__ENTRIES__.
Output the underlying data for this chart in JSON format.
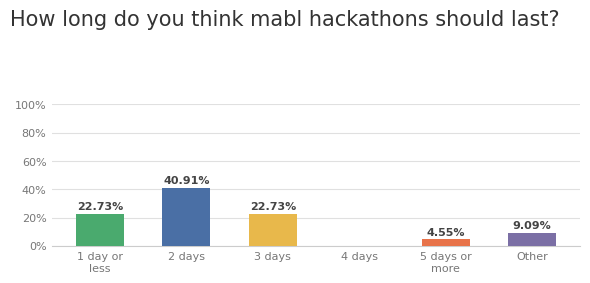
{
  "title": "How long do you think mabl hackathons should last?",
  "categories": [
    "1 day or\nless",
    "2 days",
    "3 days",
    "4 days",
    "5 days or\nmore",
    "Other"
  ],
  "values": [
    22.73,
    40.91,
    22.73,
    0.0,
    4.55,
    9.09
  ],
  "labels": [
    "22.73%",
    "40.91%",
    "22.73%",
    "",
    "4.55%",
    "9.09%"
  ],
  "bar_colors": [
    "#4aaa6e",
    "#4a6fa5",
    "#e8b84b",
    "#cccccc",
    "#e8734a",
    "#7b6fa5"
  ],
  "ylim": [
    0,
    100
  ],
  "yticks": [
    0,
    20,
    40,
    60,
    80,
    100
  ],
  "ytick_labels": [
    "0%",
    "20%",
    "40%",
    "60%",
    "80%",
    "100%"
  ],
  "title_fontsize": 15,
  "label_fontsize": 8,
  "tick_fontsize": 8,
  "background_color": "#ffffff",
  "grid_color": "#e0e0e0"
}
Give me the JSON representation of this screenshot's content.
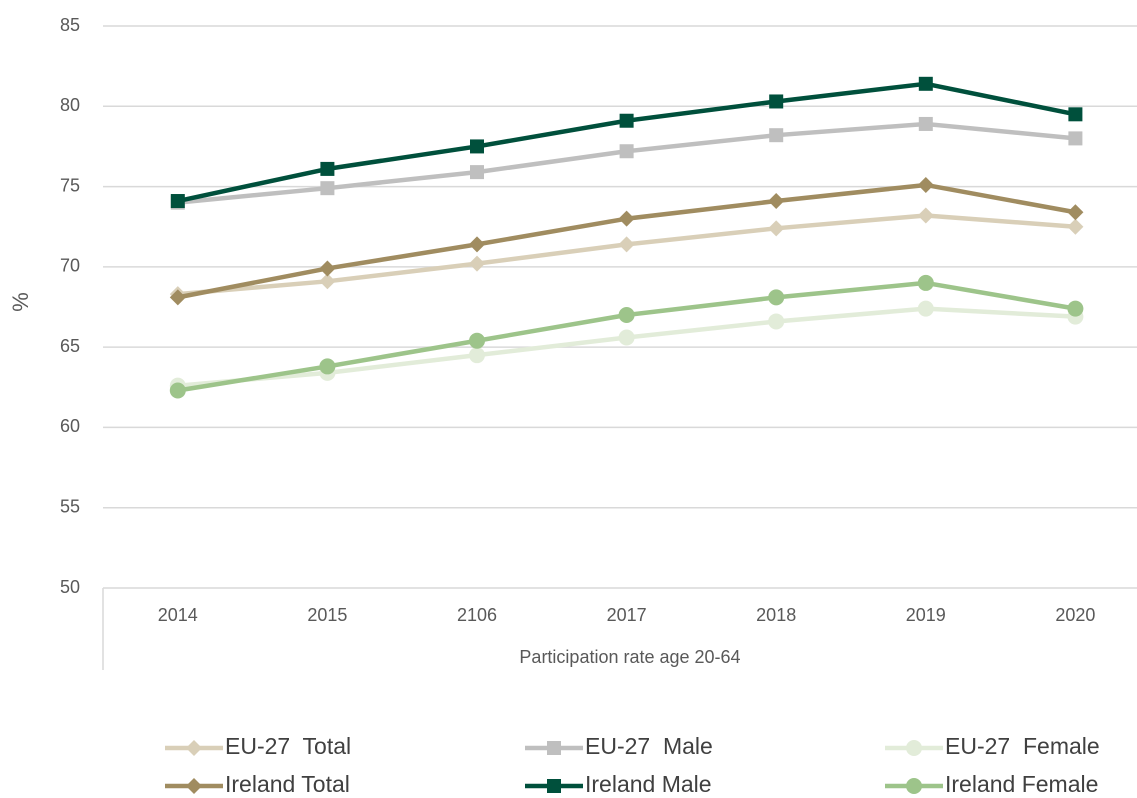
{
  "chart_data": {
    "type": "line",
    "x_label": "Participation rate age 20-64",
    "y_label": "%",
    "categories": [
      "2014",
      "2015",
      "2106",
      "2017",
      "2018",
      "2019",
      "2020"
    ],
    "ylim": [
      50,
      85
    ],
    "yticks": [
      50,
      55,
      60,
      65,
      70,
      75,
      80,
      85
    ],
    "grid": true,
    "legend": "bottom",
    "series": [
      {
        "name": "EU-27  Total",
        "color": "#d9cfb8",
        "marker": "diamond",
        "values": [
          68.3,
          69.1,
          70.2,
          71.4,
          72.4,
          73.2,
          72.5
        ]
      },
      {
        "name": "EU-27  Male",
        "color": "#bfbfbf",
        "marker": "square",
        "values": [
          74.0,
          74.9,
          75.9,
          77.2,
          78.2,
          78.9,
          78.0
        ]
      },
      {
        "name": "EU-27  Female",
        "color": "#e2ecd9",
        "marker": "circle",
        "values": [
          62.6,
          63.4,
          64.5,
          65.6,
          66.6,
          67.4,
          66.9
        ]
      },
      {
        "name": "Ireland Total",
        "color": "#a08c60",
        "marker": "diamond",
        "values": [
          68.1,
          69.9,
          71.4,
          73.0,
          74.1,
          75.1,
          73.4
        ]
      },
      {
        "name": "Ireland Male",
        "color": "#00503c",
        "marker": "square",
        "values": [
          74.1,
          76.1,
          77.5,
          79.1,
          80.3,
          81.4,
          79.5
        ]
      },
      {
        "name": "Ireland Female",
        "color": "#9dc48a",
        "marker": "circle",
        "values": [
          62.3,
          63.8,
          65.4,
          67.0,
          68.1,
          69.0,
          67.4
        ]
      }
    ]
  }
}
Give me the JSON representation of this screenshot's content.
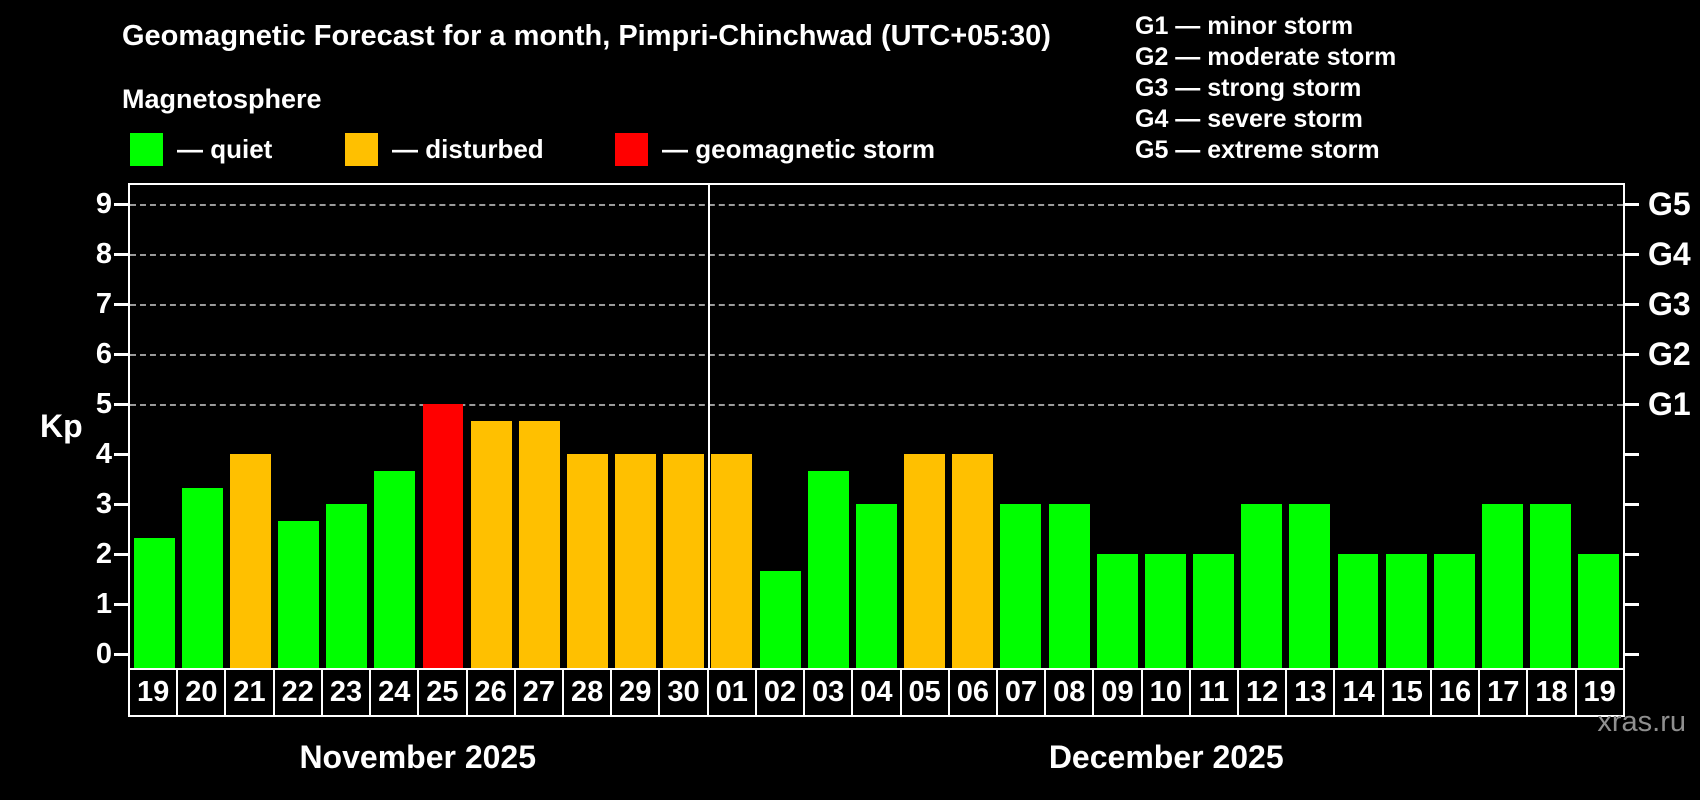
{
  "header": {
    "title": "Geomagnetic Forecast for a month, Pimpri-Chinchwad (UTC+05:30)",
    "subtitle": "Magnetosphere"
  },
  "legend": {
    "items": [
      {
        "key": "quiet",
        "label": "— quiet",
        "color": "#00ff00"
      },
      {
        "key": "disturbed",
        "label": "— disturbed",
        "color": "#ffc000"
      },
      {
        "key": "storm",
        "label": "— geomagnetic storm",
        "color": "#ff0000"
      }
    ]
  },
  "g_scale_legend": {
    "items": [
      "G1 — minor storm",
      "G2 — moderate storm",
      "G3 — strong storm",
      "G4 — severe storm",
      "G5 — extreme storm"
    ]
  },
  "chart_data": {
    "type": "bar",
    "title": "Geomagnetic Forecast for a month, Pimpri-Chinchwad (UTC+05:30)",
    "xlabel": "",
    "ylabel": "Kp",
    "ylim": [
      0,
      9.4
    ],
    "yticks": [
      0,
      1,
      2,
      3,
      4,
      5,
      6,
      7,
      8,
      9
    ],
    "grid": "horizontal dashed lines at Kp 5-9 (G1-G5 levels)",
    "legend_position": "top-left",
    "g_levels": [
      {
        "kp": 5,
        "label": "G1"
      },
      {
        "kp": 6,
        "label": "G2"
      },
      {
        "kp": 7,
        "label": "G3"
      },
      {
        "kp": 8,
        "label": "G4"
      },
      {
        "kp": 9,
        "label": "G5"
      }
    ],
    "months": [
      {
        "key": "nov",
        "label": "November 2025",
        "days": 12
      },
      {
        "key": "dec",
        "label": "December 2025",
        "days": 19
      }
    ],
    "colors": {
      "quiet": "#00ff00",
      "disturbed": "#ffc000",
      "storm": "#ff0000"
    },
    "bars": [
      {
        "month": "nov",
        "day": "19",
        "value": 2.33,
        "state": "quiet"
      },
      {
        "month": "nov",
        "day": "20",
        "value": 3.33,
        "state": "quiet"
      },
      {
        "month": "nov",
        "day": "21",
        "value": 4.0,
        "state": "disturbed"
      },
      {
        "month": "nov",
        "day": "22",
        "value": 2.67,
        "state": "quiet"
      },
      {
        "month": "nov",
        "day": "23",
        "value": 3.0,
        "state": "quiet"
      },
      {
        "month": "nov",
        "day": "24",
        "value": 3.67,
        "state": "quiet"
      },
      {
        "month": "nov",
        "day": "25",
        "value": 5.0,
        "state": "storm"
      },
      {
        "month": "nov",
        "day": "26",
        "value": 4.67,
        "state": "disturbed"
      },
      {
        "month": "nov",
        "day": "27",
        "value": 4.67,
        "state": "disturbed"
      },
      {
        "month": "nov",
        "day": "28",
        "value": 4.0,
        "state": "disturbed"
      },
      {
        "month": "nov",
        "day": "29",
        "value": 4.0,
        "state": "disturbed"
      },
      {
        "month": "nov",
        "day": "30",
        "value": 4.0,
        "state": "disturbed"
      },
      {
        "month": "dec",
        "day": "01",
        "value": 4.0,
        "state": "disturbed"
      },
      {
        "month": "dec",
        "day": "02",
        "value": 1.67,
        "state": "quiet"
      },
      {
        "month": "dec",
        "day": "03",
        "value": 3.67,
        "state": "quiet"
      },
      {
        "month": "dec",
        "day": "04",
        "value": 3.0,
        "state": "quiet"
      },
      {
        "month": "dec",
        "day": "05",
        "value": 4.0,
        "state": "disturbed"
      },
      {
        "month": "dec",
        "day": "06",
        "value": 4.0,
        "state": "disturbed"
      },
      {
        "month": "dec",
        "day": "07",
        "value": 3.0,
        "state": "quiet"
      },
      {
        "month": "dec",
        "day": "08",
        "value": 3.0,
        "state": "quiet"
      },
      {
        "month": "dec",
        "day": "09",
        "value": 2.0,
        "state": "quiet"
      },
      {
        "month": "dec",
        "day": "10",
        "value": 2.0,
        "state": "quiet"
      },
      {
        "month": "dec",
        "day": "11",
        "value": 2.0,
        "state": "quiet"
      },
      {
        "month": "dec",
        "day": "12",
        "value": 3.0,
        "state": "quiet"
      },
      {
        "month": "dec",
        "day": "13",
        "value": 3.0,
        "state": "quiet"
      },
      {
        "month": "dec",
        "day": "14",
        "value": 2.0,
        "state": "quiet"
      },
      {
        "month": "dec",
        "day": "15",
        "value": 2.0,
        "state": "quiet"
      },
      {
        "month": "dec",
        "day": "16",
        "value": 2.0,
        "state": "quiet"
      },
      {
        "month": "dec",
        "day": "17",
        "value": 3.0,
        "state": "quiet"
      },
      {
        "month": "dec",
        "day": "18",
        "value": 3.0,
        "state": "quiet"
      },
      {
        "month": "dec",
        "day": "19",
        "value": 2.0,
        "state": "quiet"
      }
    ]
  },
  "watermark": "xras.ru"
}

__EXERCISE AIM__. Each record above should come back exactly the same, only without its pictures.

__RESPONSE TO THIS TASK__.
Output the underlying data for this chart in JSON format.
{
  "title": "How long do you think mabl hackathons should last?",
  "categories": [
    "1 day or\nless",
    "2 days",
    "3 days",
    "4 days",
    "5 days or\nmore",
    "Other"
  ],
  "values": [
    22.73,
    40.91,
    22.73,
    0.0,
    4.55,
    9.09
  ],
  "labels": [
    "22.73%",
    "40.91%",
    "22.73%",
    "",
    "4.55%",
    "9.09%"
  ],
  "bar_colors": [
    "#4aaa6e",
    "#4a6fa5",
    "#e8b84b",
    "#cccccc",
    "#e8734a",
    "#7b6fa5"
  ],
  "ylim": [
    0,
    100
  ],
  "yticks": [
    0,
    20,
    40,
    60,
    80,
    100
  ],
  "ytick_labels": [
    "0%",
    "20%",
    "40%",
    "60%",
    "80%",
    "100%"
  ],
  "title_fontsize": 15,
  "label_fontsize": 8,
  "tick_fontsize": 8,
  "background_color": "#ffffff",
  "grid_color": "#e0e0e0"
}
Give me the JSON representation of this screenshot's content.
{
  "chart_data": {
    "type": "line",
    "x_label": "Participation rate age 20-64",
    "y_label": "%",
    "categories": [
      "2014",
      "2015",
      "2106",
      "2017",
      "2018",
      "2019",
      "2020"
    ],
    "ylim": [
      50,
      85
    ],
    "yticks": [
      50,
      55,
      60,
      65,
      70,
      75,
      80,
      85
    ],
    "grid": true,
    "legend": "bottom",
    "series": [
      {
        "name": "EU-27  Total",
        "color": "#d9cfb8",
        "marker": "diamond",
        "values": [
          68.3,
          69.1,
          70.2,
          71.4,
          72.4,
          73.2,
          72.5
        ]
      },
      {
        "name": "EU-27  Male",
        "color": "#bfbfbf",
        "marker": "square",
        "values": [
          74.0,
          74.9,
          75.9,
          77.2,
          78.2,
          78.9,
          78.0
        ]
      },
      {
        "name": "EU-27  Female",
        "color": "#e2ecd9",
        "marker": "circle",
        "values": [
          62.6,
          63.4,
          64.5,
          65.6,
          66.6,
          67.4,
          66.9
        ]
      },
      {
        "name": "Ireland Total",
        "color": "#a08c60",
        "marker": "diamond",
        "values": [
          68.1,
          69.9,
          71.4,
          73.0,
          74.1,
          75.1,
          73.4
        ]
      },
      {
        "name": "Ireland Male",
        "color": "#00503c",
        "marker": "square",
        "values": [
          74.1,
          76.1,
          77.5,
          79.1,
          80.3,
          81.4,
          79.5
        ]
      },
      {
        "name": "Ireland Female",
        "color": "#9dc48a",
        "marker": "circle",
        "values": [
          62.3,
          63.8,
          65.4,
          67.0,
          68.1,
          69.0,
          67.4
        ]
      }
    ]
  }
}
Give me the JSON representation of this screenshot's content.
{
  "header": {
    "title": "Geomagnetic Forecast for a month, Pimpri-Chinchwad (UTC+05:30)",
    "subtitle": "Magnetosphere"
  },
  "legend": {
    "items": [
      {
        "key": "quiet",
        "label": "— quiet",
        "color": "#00ff00"
      },
      {
        "key": "disturbed",
        "label": "— disturbed",
        "color": "#ffc000"
      },
      {
        "key": "storm",
        "label": "— geomagnetic storm",
        "color": "#ff0000"
      }
    ]
  },
  "g_scale_legend": {
    "items": [
      "G1 — minor storm",
      "G2 — moderate storm",
      "G3 — strong storm",
      "G4 — severe storm",
      "G5 — extreme storm"
    ]
  },
  "chart_data": {
    "type": "bar",
    "title": "Geomagnetic Forecast for a month, Pimpri-Chinchwad (UTC+05:30)",
    "xlabel": "",
    "ylabel": "Kp",
    "ylim": [
      0,
      9.4
    ],
    "yticks": [
      0,
      1,
      2,
      3,
      4,
      5,
      6,
      7,
      8,
      9
    ],
    "grid": "horizontal dashed lines at Kp 5-9 (G1-G5 levels)",
    "legend_position": "top-left",
    "g_levels": [
      {
        "kp": 5,
        "label": "G1"
      },
      {
        "kp": 6,
        "label": "G2"
      },
      {
        "kp": 7,
        "label": "G3"
      },
      {
        "kp": 8,
        "label": "G4"
      },
      {
        "kp": 9,
        "label": "G5"
      }
    ],
    "months": [
      {
        "key": "nov",
        "label": "November 2025",
        "days": 12
      },
      {
        "key": "dec",
        "label": "December 2025",
        "days": 19
      }
    ],
    "colors": {
      "quiet": "#00ff00",
      "disturbed": "#ffc000",
      "storm": "#ff0000"
    },
    "bars": [
      {
        "month": "nov",
        "day": "19",
        "value": 2.33,
        "state": "quiet"
      },
      {
        "month": "nov",
        "day": "20",
        "value": 3.33,
        "state": "quiet"
      },
      {
        "month": "nov",
        "day": "21",
        "value": 4.0,
        "state": "disturbed"
      },
      {
        "month": "nov",
        "day": "22",
        "value": 2.67,
        "state": "quiet"
      },
      {
        "month": "nov",
        "day": "23",
        "value": 3.0,
        "state": "quiet"
      },
      {
        "month": "nov",
        "day": "24",
        "value": 3.67,
        "state": "quiet"
      },
      {
        "month": "nov",
        "day": "25",
        "value": 5.0,
        "state": "storm"
      },
      {
        "month": "nov",
        "day": "26",
        "value": 4.67,
        "state": "disturbed"
      },
      {
        "month": "nov",
        "day": "27",
        "value": 4.67,
        "state": "disturbed"
      },
      {
        "month": "nov",
        "day": "28",
        "value": 4.0,
        "state": "disturbed"
      },
      {
        "month": "nov",
        "day": "29",
        "value": 4.0,
        "state": "disturbed"
      },
      {
        "month": "nov",
        "day": "30",
        "value": 4.0,
        "state": "disturbed"
      },
      {
        "month": "dec",
        "day": "01",
        "value": 4.0,
        "state": "disturbed"
      },
      {
        "month": "dec",
        "day": "02",
        "value": 1.67,
        "state": "quiet"
      },
      {
        "month": "dec",
        "day": "03",
        "value": 3.67,
        "state": "quiet"
      },
      {
        "month": "dec",
        "day": "04",
        "value": 3.0,
        "state": "quiet"
      },
      {
        "month": "dec",
        "day": "05",
        "value": 4.0,
        "state": "disturbed"
      },
      {
        "month": "dec",
        "day": "06",
        "value": 4.0,
        "state": "disturbed"
      },
      {
        "month": "dec",
        "day": "07",
        "value": 3.0,
        "state": "quiet"
      },
      {
        "month": "dec",
        "day": "08",
        "value": 3.0,
        "state": "quiet"
      },
      {
        "month": "dec",
        "day": "09",
        "value": 2.0,
        "state": "quiet"
      },
      {
        "month": "dec",
        "day": "10",
        "value": 2.0,
        "state": "quiet"
      },
      {
        "month": "dec",
        "day": "11",
        "value": 2.0,
        "state": "quiet"
      },
      {
        "month": "dec",
        "day": "12",
        "value": 3.0,
        "state": "quiet"
      },
      {
        "month": "dec",
        "day": "13",
        "value": 3.0,
        "state": "quiet"
      },
      {
        "month": "dec",
        "day": "14",
        "value": 2.0,
        "state": "quiet"
      },
      {
        "month": "dec",
        "day": "15",
        "value": 2.0,
        "state": "quiet"
      },
      {
        "month": "dec",
        "day": "16",
        "value": 2.0,
        "state": "quiet"
      },
      {
        "month": "dec",
        "day": "17",
        "value": 3.0,
        "state": "quiet"
      },
      {
        "month": "dec",
        "day": "18",
        "value": 3.0,
        "state": "quiet"
      },
      {
        "month": "dec",
        "day": "19",
        "value": 2.0,
        "state": "quiet"
      }
    ]
  },
  "watermark": "xras.ru"
}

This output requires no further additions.